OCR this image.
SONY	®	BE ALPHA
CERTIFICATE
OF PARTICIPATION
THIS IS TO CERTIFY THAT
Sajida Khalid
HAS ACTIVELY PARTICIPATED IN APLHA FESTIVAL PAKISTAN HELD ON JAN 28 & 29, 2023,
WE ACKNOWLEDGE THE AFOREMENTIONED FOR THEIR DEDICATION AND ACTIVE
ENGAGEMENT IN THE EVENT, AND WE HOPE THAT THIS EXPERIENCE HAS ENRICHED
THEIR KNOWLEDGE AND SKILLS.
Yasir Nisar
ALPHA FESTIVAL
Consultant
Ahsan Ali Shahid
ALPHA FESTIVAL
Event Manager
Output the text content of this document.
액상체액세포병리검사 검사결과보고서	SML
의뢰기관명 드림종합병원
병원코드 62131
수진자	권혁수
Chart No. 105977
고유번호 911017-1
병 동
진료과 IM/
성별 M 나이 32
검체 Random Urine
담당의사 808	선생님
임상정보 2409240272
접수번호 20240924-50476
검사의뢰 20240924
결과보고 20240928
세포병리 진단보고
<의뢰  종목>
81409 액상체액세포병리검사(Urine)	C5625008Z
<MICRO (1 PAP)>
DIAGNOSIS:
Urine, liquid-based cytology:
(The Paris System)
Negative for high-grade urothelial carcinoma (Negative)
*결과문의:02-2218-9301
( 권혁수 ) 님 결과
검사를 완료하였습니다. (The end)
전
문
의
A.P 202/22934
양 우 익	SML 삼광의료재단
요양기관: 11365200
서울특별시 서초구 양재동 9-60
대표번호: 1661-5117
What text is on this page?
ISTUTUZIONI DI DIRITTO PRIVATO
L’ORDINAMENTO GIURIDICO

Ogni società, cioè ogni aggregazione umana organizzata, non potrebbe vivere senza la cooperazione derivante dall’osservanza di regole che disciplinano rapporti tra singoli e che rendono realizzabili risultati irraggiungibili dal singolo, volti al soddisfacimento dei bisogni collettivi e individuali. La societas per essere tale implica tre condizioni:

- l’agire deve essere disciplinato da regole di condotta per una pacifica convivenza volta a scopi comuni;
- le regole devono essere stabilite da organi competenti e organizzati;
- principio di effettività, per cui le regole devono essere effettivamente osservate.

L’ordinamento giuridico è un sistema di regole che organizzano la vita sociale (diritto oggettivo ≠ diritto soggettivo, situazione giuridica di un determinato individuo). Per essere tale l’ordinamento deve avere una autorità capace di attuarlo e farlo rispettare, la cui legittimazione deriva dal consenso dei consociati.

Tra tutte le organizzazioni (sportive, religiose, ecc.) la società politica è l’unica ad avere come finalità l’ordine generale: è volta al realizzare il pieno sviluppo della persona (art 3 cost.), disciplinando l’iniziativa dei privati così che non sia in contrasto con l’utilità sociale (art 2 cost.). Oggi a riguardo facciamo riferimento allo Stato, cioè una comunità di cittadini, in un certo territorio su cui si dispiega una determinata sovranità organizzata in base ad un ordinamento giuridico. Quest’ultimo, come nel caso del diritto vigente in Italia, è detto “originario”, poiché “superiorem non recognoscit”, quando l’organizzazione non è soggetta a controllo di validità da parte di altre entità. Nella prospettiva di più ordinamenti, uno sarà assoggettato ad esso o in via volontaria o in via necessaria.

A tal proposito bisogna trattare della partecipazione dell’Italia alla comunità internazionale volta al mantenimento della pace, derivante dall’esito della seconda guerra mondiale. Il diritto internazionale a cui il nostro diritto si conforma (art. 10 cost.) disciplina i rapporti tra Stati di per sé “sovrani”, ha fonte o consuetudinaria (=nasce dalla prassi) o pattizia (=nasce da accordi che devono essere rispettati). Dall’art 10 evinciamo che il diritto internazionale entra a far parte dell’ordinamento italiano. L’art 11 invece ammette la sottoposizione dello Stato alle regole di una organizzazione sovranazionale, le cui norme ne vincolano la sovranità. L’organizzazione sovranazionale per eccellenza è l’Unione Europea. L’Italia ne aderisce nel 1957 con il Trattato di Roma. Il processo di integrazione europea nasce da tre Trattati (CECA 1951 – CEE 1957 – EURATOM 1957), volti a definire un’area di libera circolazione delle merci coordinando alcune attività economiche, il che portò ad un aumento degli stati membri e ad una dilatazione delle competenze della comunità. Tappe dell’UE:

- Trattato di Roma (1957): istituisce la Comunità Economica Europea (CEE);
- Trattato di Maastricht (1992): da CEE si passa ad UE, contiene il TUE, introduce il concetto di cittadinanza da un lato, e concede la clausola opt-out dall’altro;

Required task →
Report each line in the preceding entries that holds the string "deve".

Exercise answer →
- l’agire deve essere disciplinato da regole di condotta per una pacifica convivenza volta a scopi comuni;
L’ordinamento giuridico è un sistema di regole che organizzano la vita sociale (diritto oggettivo ≠ diritto soggettivo, situazione giuridica di un determinato individuo). Per essere tale l’ordinamento deve avere una autorità capace di attuarlo e farlo rispettare, la cui legittimazione deriva dal consenso dei consociati.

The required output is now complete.